**WORK REQUIRED**
The answer must be one number: how many lines in the records below contain the word "letter".

**PROVIDED ENTRIES**
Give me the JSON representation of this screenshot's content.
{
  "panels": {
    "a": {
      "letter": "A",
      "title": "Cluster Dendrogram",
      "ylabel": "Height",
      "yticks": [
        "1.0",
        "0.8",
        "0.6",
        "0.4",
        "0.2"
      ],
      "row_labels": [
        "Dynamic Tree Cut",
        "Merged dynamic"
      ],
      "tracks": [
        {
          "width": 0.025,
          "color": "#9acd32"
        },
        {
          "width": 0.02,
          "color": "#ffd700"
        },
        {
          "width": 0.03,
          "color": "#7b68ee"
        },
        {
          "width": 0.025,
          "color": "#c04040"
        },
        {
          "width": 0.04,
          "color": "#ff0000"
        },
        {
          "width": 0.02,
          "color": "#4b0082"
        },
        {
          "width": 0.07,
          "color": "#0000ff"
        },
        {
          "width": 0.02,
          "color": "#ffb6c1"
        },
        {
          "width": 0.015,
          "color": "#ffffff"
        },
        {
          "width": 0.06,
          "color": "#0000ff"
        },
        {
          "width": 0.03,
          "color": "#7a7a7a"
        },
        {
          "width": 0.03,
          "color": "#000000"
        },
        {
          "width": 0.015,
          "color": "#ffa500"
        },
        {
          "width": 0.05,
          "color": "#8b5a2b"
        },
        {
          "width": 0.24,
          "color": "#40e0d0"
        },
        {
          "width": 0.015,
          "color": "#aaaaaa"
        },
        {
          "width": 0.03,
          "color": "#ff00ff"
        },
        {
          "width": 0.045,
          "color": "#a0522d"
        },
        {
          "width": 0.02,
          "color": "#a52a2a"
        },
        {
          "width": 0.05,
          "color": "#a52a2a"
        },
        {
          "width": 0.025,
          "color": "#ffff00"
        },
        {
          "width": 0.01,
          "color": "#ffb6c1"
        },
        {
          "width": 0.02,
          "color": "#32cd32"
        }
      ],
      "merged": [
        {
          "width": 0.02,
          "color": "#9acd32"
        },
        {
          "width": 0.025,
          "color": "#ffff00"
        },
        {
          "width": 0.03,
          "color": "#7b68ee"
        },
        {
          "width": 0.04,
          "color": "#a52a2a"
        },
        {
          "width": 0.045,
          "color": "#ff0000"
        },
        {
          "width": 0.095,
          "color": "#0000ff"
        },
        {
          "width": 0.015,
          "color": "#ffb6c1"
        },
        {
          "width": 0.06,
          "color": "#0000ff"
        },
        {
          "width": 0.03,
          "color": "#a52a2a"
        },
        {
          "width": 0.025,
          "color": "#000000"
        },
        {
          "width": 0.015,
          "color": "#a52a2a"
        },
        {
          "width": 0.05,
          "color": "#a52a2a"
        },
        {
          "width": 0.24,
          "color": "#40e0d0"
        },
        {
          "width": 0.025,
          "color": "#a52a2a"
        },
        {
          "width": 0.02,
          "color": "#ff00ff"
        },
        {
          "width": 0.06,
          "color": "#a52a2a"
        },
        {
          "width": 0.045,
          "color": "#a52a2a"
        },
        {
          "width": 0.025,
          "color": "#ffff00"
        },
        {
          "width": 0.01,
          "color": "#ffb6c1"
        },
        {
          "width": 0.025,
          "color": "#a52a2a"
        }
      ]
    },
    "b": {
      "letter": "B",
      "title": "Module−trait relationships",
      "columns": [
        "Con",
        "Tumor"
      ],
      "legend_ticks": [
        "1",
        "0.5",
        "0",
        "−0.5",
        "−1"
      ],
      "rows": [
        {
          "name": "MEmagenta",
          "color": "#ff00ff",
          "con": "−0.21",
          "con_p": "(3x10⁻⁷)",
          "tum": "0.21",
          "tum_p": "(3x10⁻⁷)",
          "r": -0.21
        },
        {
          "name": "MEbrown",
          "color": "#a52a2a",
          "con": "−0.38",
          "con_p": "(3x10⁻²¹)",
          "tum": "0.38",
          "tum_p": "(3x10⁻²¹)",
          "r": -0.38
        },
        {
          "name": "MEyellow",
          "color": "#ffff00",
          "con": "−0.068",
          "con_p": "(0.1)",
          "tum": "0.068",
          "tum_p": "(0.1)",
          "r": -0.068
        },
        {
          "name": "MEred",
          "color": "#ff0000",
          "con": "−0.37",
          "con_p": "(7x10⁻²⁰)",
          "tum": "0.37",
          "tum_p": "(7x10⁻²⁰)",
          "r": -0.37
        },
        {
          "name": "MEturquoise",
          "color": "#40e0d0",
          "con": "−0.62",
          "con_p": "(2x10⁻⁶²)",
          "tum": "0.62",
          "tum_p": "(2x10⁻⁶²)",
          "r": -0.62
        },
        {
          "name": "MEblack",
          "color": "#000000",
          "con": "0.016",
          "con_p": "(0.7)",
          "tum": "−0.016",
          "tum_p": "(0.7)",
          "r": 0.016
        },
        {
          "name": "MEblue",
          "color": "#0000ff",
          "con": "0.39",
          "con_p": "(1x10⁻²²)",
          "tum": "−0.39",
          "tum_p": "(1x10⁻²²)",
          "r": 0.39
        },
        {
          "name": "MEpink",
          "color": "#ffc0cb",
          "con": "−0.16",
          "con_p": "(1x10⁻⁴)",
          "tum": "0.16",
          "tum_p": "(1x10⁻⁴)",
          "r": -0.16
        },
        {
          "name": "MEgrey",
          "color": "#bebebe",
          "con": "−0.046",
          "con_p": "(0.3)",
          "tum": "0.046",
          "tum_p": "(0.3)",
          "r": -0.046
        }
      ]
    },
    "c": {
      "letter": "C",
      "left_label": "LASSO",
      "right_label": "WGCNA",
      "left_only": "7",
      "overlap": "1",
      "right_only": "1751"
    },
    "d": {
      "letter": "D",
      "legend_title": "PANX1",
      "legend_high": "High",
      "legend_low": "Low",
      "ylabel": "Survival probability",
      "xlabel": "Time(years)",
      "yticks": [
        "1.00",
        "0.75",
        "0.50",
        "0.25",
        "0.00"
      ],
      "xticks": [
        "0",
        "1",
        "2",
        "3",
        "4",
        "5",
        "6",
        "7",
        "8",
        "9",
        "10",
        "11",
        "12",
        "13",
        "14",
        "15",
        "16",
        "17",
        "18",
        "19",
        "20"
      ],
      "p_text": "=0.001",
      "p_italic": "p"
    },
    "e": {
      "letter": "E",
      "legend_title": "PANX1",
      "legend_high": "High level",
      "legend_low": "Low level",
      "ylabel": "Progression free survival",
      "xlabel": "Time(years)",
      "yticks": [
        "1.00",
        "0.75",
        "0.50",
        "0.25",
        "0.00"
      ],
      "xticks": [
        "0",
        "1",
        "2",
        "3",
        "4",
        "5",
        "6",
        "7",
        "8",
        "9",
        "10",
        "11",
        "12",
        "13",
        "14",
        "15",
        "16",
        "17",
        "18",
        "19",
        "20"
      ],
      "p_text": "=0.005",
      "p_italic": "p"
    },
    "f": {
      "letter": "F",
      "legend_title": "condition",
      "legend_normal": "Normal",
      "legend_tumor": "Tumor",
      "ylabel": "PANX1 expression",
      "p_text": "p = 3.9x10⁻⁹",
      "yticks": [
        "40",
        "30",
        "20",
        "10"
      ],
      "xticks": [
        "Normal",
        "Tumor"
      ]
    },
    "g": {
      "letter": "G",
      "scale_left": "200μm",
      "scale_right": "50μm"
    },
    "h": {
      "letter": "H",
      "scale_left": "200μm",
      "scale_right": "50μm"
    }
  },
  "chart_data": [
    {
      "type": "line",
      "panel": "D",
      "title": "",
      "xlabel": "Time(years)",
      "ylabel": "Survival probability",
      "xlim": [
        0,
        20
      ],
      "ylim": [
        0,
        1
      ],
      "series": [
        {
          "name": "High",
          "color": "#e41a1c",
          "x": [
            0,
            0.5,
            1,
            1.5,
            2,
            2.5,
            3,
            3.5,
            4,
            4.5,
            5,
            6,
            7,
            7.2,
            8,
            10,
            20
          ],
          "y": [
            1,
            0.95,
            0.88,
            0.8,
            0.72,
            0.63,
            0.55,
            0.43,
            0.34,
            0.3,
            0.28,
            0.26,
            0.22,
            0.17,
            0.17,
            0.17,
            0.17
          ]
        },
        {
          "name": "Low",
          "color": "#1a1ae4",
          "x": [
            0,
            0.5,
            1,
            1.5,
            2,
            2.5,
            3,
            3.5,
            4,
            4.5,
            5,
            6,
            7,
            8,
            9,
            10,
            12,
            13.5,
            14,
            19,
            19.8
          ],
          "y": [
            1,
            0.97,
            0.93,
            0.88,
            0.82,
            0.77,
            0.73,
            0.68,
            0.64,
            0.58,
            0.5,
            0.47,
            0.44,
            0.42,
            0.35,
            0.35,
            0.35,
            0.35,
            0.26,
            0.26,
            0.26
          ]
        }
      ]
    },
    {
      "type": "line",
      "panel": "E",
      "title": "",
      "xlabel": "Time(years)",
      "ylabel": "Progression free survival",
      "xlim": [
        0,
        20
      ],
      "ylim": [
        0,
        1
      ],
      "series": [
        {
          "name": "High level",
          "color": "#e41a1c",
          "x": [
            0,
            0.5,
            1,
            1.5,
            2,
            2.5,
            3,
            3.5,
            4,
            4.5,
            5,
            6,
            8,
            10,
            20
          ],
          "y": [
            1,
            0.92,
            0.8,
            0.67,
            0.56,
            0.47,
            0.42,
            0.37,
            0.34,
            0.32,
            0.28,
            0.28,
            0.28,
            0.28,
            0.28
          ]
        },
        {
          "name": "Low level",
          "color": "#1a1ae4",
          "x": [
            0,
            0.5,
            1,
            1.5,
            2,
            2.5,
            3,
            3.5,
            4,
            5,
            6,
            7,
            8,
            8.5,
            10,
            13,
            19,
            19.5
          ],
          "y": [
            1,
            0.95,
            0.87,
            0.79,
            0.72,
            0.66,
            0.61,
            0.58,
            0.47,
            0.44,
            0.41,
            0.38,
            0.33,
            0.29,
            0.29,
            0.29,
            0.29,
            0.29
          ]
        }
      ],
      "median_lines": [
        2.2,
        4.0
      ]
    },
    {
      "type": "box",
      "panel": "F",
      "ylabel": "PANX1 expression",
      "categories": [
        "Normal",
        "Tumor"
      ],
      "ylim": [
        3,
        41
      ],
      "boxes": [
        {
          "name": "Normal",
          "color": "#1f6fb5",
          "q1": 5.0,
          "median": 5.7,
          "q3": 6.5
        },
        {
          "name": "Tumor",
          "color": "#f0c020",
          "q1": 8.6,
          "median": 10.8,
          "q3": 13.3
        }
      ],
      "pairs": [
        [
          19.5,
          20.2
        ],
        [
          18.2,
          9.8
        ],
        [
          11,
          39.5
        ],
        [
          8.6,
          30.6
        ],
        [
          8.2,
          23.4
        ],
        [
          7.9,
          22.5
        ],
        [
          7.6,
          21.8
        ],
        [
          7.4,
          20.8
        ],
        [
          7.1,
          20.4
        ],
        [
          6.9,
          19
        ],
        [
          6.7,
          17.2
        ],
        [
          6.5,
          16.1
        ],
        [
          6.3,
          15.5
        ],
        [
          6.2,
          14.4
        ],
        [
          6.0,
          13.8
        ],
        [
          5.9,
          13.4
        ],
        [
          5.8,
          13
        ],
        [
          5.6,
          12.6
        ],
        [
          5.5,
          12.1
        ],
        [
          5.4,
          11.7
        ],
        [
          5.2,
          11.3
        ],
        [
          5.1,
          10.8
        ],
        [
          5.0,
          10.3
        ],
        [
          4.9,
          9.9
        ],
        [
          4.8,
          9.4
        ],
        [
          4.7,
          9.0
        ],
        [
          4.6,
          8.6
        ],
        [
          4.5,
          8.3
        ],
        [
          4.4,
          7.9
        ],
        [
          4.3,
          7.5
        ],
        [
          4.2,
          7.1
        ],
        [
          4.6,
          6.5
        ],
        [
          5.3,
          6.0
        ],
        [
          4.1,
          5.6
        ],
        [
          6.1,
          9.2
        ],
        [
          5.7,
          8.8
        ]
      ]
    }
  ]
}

**RESULT**
8